Yes, orange-ish lenses can make things seem a lot clearer, especially in glary outdoor situations where stopping a lot of blue light will help young eyes see, let alone old ones. That's why ski goggles are so often orange. But there's nothing magic about any particular exact flavour of brown-orange pigment, no matter what those Blue Blockers infomercials say.

The Eye Protection Factor the Melanin Vision Center mention is, as far as I know, just talking about ultraviolet light. Given that (a) even cheap sunglasses these days commonly have very good UV blocking and (b) computer monitors produce no UV (they've got narrowband red, green and blue phosphors - that's it...), I believe the Melanin Vision Center are being deliberately misleading about the qualities of their products.

Since computer monitors already allow you to change their brightness and (unless you've got a rather old one) colour temperature, though, anything sunglasses could do for you can also be done with the monitor controls. And turning the screen brightness down makes CRTs live longer, too.

There is no reason for normal humans to wear sunglasses indoors unless, of course, they're doing it to look cool.
---+---
STATED TASK »
Answer these questions about the sunglasses text:
1. Why are ski goggles so often orange?
2. What kind of phosphors do computer monitors have?
3. Besides brightness, what setting can most monitors change?
The records aren't needed here.
---+---
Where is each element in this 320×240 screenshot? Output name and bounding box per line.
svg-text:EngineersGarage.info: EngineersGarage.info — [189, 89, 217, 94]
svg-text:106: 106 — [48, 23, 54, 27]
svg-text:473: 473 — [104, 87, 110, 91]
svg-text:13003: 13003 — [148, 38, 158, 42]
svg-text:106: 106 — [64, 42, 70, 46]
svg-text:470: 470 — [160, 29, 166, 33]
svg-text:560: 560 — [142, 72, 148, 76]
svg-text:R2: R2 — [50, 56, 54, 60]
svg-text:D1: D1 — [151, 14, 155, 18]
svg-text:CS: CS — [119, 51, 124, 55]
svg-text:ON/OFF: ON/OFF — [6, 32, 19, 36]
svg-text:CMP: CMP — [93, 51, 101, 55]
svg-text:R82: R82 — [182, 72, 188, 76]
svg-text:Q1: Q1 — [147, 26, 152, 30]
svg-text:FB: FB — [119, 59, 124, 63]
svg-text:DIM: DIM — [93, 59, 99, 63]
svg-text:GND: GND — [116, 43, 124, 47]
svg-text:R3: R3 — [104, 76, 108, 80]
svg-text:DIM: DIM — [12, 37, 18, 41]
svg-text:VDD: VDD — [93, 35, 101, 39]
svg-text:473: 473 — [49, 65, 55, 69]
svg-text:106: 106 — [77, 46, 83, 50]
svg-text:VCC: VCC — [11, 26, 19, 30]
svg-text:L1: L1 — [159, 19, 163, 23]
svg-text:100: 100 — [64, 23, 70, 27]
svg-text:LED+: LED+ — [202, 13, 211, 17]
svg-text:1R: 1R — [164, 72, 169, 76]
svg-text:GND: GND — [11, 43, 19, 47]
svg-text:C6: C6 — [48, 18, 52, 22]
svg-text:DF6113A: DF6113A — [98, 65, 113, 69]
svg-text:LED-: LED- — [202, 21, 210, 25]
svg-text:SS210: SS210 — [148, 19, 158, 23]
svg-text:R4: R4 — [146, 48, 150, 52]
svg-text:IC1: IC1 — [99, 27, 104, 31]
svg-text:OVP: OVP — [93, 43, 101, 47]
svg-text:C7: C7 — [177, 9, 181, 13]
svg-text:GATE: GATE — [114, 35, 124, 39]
---+---
RESULT »
1. Orange-ish lenses stop a lot of blue light, which makes things seem clearer in glary outdoor situations.
2. Narrowband red, green and blue phosphors.
3. Color temperature.